## Text extract
Sunday, January 27, 2013

Search the Darkness

Life's waters flow from darkness.
Search the darkness, don't run from it. 

Night travelers are full of light
And you are, too. Don't leave this companionship.

Be a wakeful candle in a golden dish.
Don't slip into the dirt like quicksilver.

The moon appears for night travelers
Be watchful when the moon in full.

-Rumi

Thursday, January 24, 2013

Exploring Humboldt.

After living in a place for nearly ten years, one would think that I had exhausted all my exploring options. NOT A CHANCE. Adventuring in Humboldt county is seriously never-ending. Profoundly limitless. Ridiculously infinite. No joke. Even in the winter time, where overcast skies and rains grace a good five to six months of the year, there are still soooooooooooooo many beautiful places to go see and experience.


Me, atop a mighty dune!

Recently, my room mates took me to Ma-le'l Dunes in Manila. WOW. I couldn't believe that I had never been here! It is so accessible and so magical. We parked just off of Young Lane and explored only the southern-most trail that begins in a fantastical coastal forest with moss dripping and dangling from tree limbs, big multicolored mushrooms alongside the trails, and thick bright green moss covering the forest floor. It seemed I had stepped into Alice's Wonderland, but had forgotten the psychedelics! The trail converges from forest to marsh land and then to the majestic, shape-shifting dunes and finally to the beach. It seemed other-worldly, way out there. And with such a vastness, one rarely ran into anyone else. Great for jogging and hiking, and also for quite meditation and introspection.


Gailen, David and Poncho striding along the beach.


Ma-le'l Dunes are 444 acres of protected BLM and US Fish and Wildlife protected land. The southern portion is dog friendly, where the northern portion is closed off to dogs. Friends of the Dunes has some good information and great maps including dog friendly trails and a plant-guide.

http://www.friendsofthedunes.org/resources/malel/

A sunset view through the forest that border the dunes.

In talking with friends and acquaintances about my experience, many were unfamiliar and it seems Me-l'el is somewhat off the radar. I have been shared a treasure! I am looking forward to doing more exploring here.
Delicate treasure, shore-bound. 

Enormous creatures, such as this, are strewn all along the beach awaiting disovery.
Self Portrait, on Ma-l'el Dunes.

 


Project: Blueprint

In starting this blog, and in trying to restructure my ideas, interests, passions, so that I may convey them in a comprehensible manner to whomever might check me out, I am doing a lot of brainstorming, goal-setting, and to-do lists. I am finding this process to be incredibly inspiring. And, rather than overwhelming, I am finding it to be really directional. I am creating a map, a blueprint. The objective of this blog is to find the common, golden, glittery threads of beauty and magic that I experience through this multifaceted, multidimensional existence of mine while being an artist, a creative-force, a dreamer, an explorer, an idealist, a writer, an inhabitant of Humboldt county. This is a personal space for me to express myself COMPREHENSIVELY. All of me...every little bit. And, it is a bit scary. Thoughts run through my mind: Am I really ready for this? Can I pull this off? Am I a good enough writer? Whose going to read it anyways? BUT. I push those thoughts aside. I have wanted to do this for sometime and NOW is the time! I CHOOSE to be productive, to share, to take risks.

## Objective 1
From the blog text, return word for word the passage that begins at "In talking with" and ends after "beach awaiting disovery.".
## Objective 2
According to the blog text, which part of the Ma-le'l Dunes is open to dogs?
## Objective 3
Continue the blog text from its last sentence.

## Information supplied
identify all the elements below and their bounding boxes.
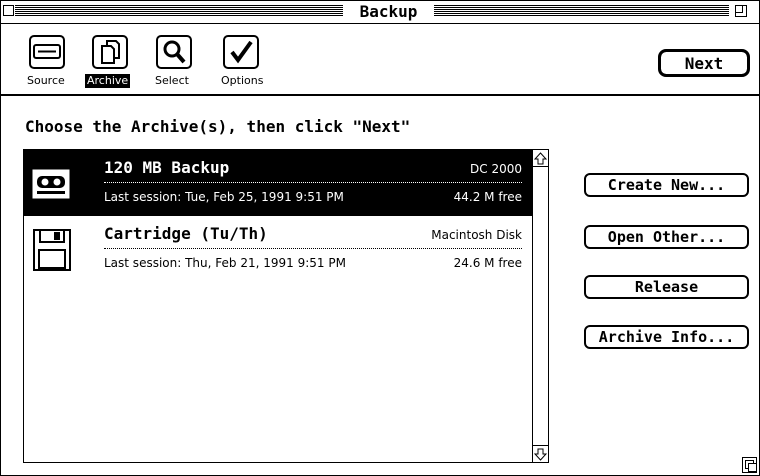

## Response 1
In talking with friends and acquaintances about my experience, many were unfamiliar and it seems Me-l'el is somewhat off the radar. I have been shared a treasure! I am looking forward to doing more exploring here.
Delicate treasure, shore-bound. 

Enormous creatures, such as this, are strewn all along the beach awaiting disovery.

## Response 2
The southern portion.

## Response 3
 I firmly believe that opportunities, ideas, prompts, experiences, people come to us at PRECISELY the moment in which they should and EXACTLY when we are ready for them.  I trust in the Universe to guide me toward what serves my highest potential.

So, here goes!

Tuesday, January 22, 2013

Why Humboldt?

This is a curious question I have been asking myself for years. I moved here when I was 18, fresh out of high school, nearly a decade ago. I really didn't know much about this place that I chose to move to. I knew no one here, I knew nothing of the weather (I didn't even own an umbrella!), nor did I know what a healing space I would come across. Come to think of it, I knew very little of my deeper self or about life's truths in general. But what I did know is there was something very special about Humboldt and it called to me. The decision I made to move here was based purely on intuition.

I grew up in the Mojave Desert of Southern California. The high desert was a very desolate, barren, economically depressed area where drug manufacturing and trafficking, teenage pregnancy and high-school drop-out rates were overwhelming, touching an obscene percentage of the population. Surviving, let alone flourishing and/or thriving in the desert was not easy. Temperatures in the winter dipped below the 30's where in the summer tipped the charts into 120's. Severe sand and electrical storms graced the other seasons. Physically, I had trouble with the extreme weather, passing out a lot as a kid and as a teenager. I wasn't built for the heat. I was determined to get out.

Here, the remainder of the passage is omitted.